● **PROMPT**
Output every entry exactly as written, skipping any pictures.
Begin EXTRACTED INFORMATION
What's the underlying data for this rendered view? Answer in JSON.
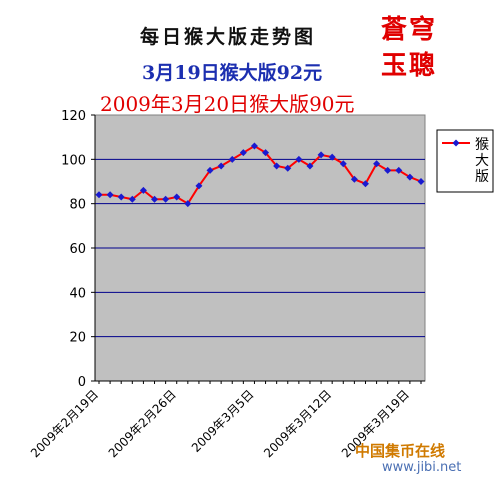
{
  "header": {
    "title": "每日猴大版走势图",
    "subtitle_prev": "3月19日猴大版92元",
    "subtitle_today": "2009年3月20日猴大版90元",
    "stamp_line1": "蒼穹",
    "stamp_line2": "玉聰"
  },
  "watermark": {
    "name": "中国集币在线",
    "url": "www.jibi.net"
  },
  "colors": {
    "plot_bg": "#c0c0c0",
    "gridline": "#00008b",
    "series_line": "#ff0000",
    "series_marker": "#1a1ad0"
  },
  "chart_data": {
    "type": "line",
    "ylim": [
      0,
      120
    ],
    "yticks": [
      0,
      20,
      40,
      60,
      80,
      100,
      120
    ],
    "x_tick_labels": [
      "2009年2月19日",
      "2009年2月26日",
      "2009年3月5日",
      "2009年3月12日",
      "2009年3月19日"
    ],
    "x_tick_positions": [
      0,
      7,
      14,
      21,
      28
    ],
    "legend_position": "right",
    "series": [
      {
        "name": "猴大版",
        "values": [
          84,
          84,
          83,
          82,
          86,
          82,
          82,
          83,
          80,
          88,
          95,
          97,
          100,
          103,
          106,
          103,
          97,
          96,
          100,
          97,
          102,
          101,
          98,
          91,
          89,
          98,
          95,
          95,
          92,
          90
        ]
      }
    ]
  }
}
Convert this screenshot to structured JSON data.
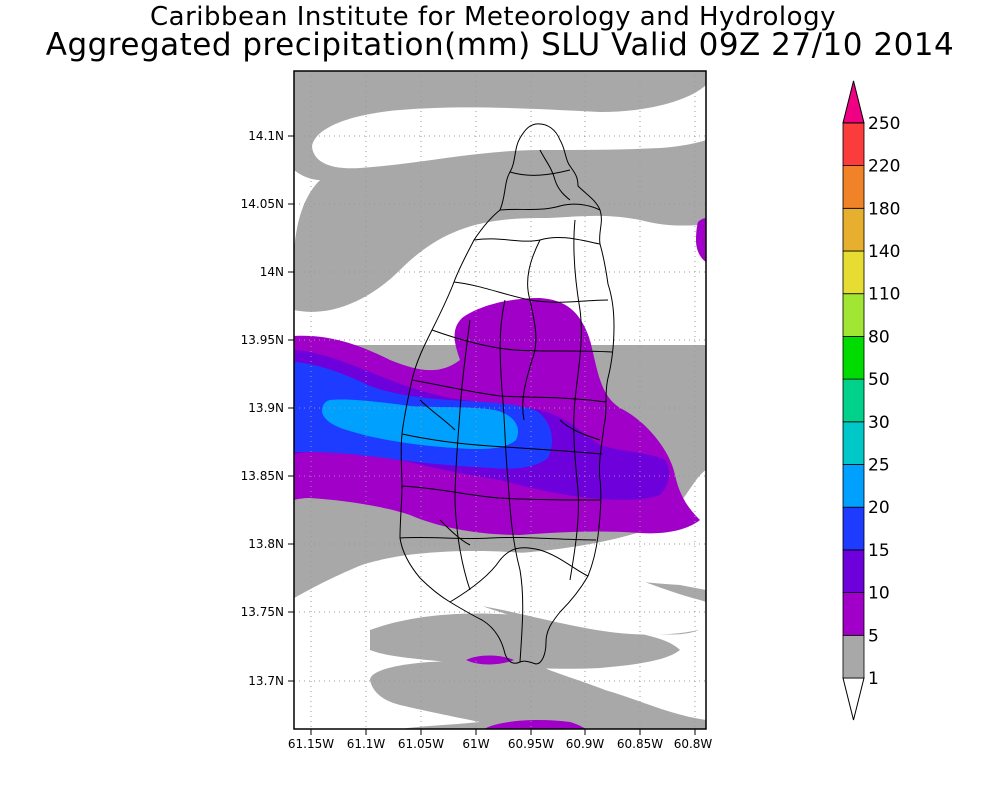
{
  "header": {
    "institute": "Caribbean Institute for Meteorology and Hydrology",
    "title": "Aggregated precipitation(mm) SLU Valid 09Z 27/10 2014"
  },
  "map": {
    "region": "Saint Lucia",
    "lon_range": [
      -61.165,
      -60.79
    ],
    "lat_range": [
      13.665,
      14.145
    ],
    "lat_ticks": [
      "14.1N",
      "14.05N",
      "14N",
      "13.95N",
      "13.9N",
      "13.85N",
      "13.8N",
      "13.75N",
      "13.7N"
    ],
    "lon_ticks": [
      "61.15W",
      "61.1W",
      "61.05W",
      "61W",
      "60.95W",
      "60.9W",
      "60.85W",
      "60.8W"
    ],
    "grid": true,
    "fill_colors": {
      "1-5": "#a8a8a8",
      "5-10": "#a000c8",
      "10-15": "#6e00dc",
      "15-20": "#1e3cff",
      "20-25": "#00a0ff"
    }
  },
  "colorbar": {
    "levels": [
      "1",
      "5",
      "10",
      "15",
      "20",
      "25",
      "30",
      "50",
      "80",
      "110",
      "140",
      "180",
      "220",
      "250"
    ],
    "colors": [
      "#a8a8a8",
      "#a000c8",
      "#6e00dc",
      "#1e3cff",
      "#00a0ff",
      "#00c8c8",
      "#00d28c",
      "#00dc00",
      "#a0e632",
      "#e6dc32",
      "#e6af2d",
      "#f08228",
      "#fa3c3c",
      "#f00082"
    ],
    "below_color": "#ffffff"
  }
}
End EXTRACTED INFORMATION
● **RESPONSE**
What's the underlying data for this rendered view? Answer in JSON.
{
  "header": {
    "title": "每日猴大版走势图",
    "subtitle_prev": "3月19日猴大版92元",
    "subtitle_today": "2009年3月20日猴大版90元",
    "stamp_line1": "蒼穹",
    "stamp_line2": "玉聰"
  },
  "watermark": {
    "name": "中国集币在线",
    "url": "www.jibi.net"
  },
  "colors": {
    "plot_bg": "#c0c0c0",
    "gridline": "#00008b",
    "series_line": "#ff0000",
    "series_marker": "#1a1ad0"
  },
  "chart_data": {
    "type": "line",
    "ylim": [
      0,
      120
    ],
    "yticks": [
      0,
      20,
      40,
      60,
      80,
      100,
      120
    ],
    "x_tick_labels": [
      "2009年2月19日",
      "2009年2月26日",
      "2009年3月5日",
      "2009年3月12日",
      "2009年3月19日"
    ],
    "x_tick_positions": [
      0,
      7,
      14,
      21,
      28
    ],
    "legend_position": "right",
    "series": [
      {
        "name": "猴大版",
        "values": [
          84,
          84,
          83,
          82,
          86,
          82,
          82,
          83,
          80,
          88,
          95,
          97,
          100,
          103,
          106,
          103,
          97,
          96,
          100,
          97,
          102,
          101,
          98,
          91,
          89,
          98,
          95,
          95,
          92,
          90
        ]
      }
    ]
  }
}
Convert this screenshot to structured JSON data.
{
  "header": {
    "institute": "Caribbean Institute for Meteorology and Hydrology",
    "title": "Aggregated precipitation(mm) SLU Valid 09Z 27/10 2014"
  },
  "map": {
    "region": "Saint Lucia",
    "lon_range": [
      -61.165,
      -60.79
    ],
    "lat_range": [
      13.665,
      14.145
    ],
    "lat_ticks": [
      "14.1N",
      "14.05N",
      "14N",
      "13.95N",
      "13.9N",
      "13.85N",
      "13.8N",
      "13.75N",
      "13.7N"
    ],
    "lon_ticks": [
      "61.15W",
      "61.1W",
      "61.05W",
      "61W",
      "60.95W",
      "60.9W",
      "60.85W",
      "60.8W"
    ],
    "grid": true,
    "fill_colors": {
      "1-5": "#a8a8a8",
      "5-10": "#a000c8",
      "10-15": "#6e00dc",
      "15-20": "#1e3cff",
      "20-25": "#00a0ff"
    }
  },
  "colorbar": {
    "levels": [
      "1",
      "5",
      "10",
      "15",
      "20",
      "25",
      "30",
      "50",
      "80",
      "110",
      "140",
      "180",
      "220",
      "250"
    ],
    "colors": [
      "#a8a8a8",
      "#a000c8",
      "#6e00dc",
      "#1e3cff",
      "#00a0ff",
      "#00c8c8",
      "#00d28c",
      "#00dc00",
      "#a0e632",
      "#e6dc32",
      "#e6af2d",
      "#f08228",
      "#fa3c3c",
      "#f00082"
    ],
    "below_color": "#ffffff"
  }
}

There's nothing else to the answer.